[What to produce]:
Transcribe the listing in full, excluding any pictures.

[Task material]:
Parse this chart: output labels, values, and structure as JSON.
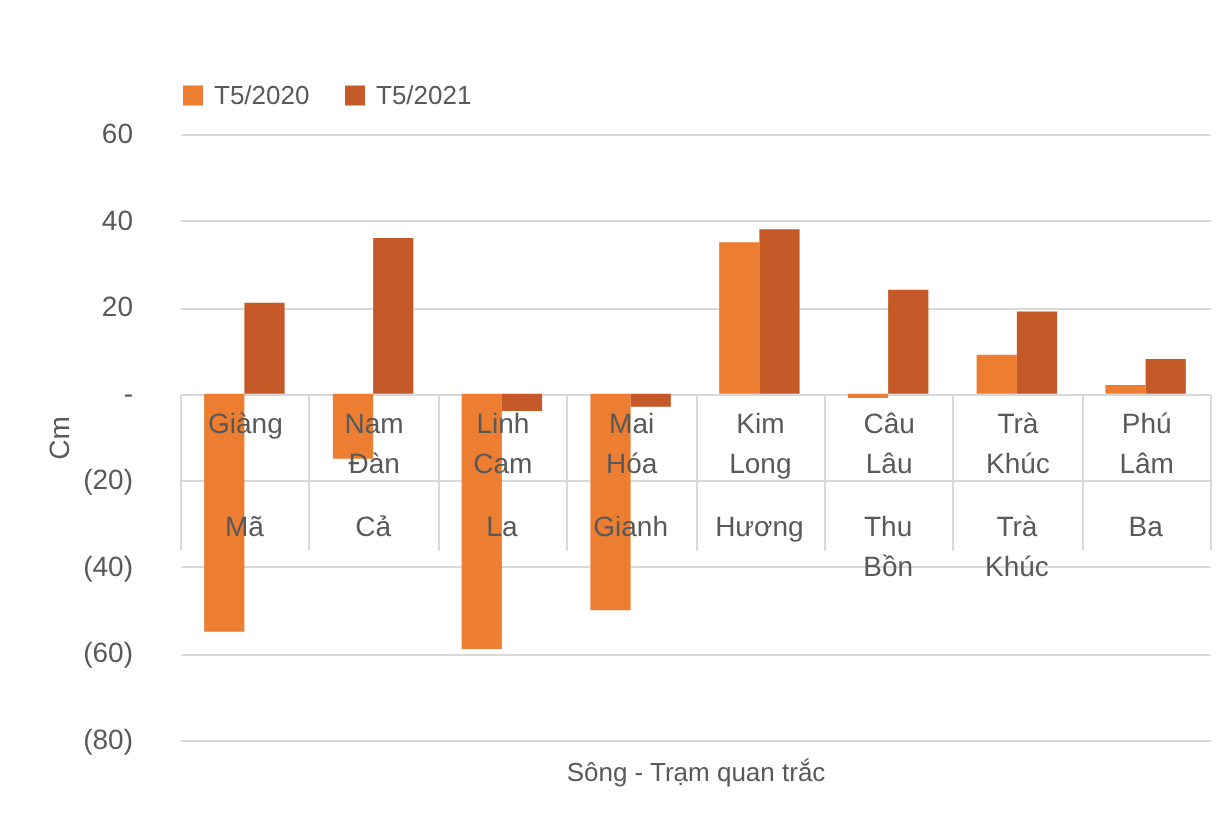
{
  "chart_data": {
    "type": "bar",
    "xlabel": "Sông - Trạm quan trắc",
    "ylabel": "Cm",
    "categories": [
      "Giàng",
      "Nam Đàn",
      "Linh Cam",
      "Mai Hóa",
      "Kim Long",
      "Câu Lâu",
      "Trà Khúc",
      "Phú Lâm"
    ],
    "series": [
      {
        "name": "T5/2020",
        "color": "#ed7d31",
        "values": [
          -55,
          -15,
          -59,
          -50,
          35,
          -1,
          9,
          2
        ]
      },
      {
        "name": "T5/2021",
        "color": "#c55a28",
        "values": [
          21,
          36,
          -4,
          -3,
          38,
          24,
          19,
          8
        ]
      }
    ],
    "annotations": [
      "Mã",
      "Cả",
      "La",
      "Gianh",
      "Hương",
      "Thu Bồn",
      "Trà Khúc",
      "Ba"
    ],
    "ylim": [
      -80,
      60
    ],
    "yticks": [
      {
        "value": -80,
        "label": "(80)"
      },
      {
        "value": -60,
        "label": "(60)"
      },
      {
        "value": -40,
        "label": "(40)"
      },
      {
        "value": -20,
        "label": "(20)"
      },
      {
        "value": 0,
        "label": "-"
      },
      20,
      40,
      60
    ],
    "grid": "y",
    "legend": "top"
  }
}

[Exercise answer]:
Parse this chart: output labels, values, and structure as JSON.
{
  "chart_data": {
    "type": "bar",
    "xlabel": "Sông - Trạm quan trắc",
    "ylabel": "Cm",
    "categories": [
      "Giàng",
      "Nam Đàn",
      "Linh Cam",
      "Mai Hóa",
      "Kim Long",
      "Câu Lâu",
      "Trà Khúc",
      "Phú Lâm"
    ],
    "series": [
      {
        "name": "T5/2020",
        "color": "#ed7d31",
        "values": [
          -55,
          -15,
          -59,
          -50,
          35,
          -1,
          9,
          2
        ]
      },
      {
        "name": "T5/2021",
        "color": "#c55a28",
        "values": [
          21,
          36,
          -4,
          -3,
          38,
          24,
          19,
          8
        ]
      }
    ],
    "annotations": [
      "Mã",
      "Cả",
      "La",
      "Gianh",
      "Hương",
      "Thu Bồn",
      "Trà Khúc",
      "Ba"
    ],
    "ylim": [
      -80,
      60
    ],
    "yticks": [
      {
        "value": -80,
        "label": "(80)"
      },
      {
        "value": -60,
        "label": "(60)"
      },
      {
        "value": -40,
        "label": "(40)"
      },
      {
        "value": -20,
        "label": "(20)"
      },
      {
        "value": 0,
        "label": "-"
      },
      20,
      40,
      60
    ],
    "grid": "y",
    "legend": "top"
  }
}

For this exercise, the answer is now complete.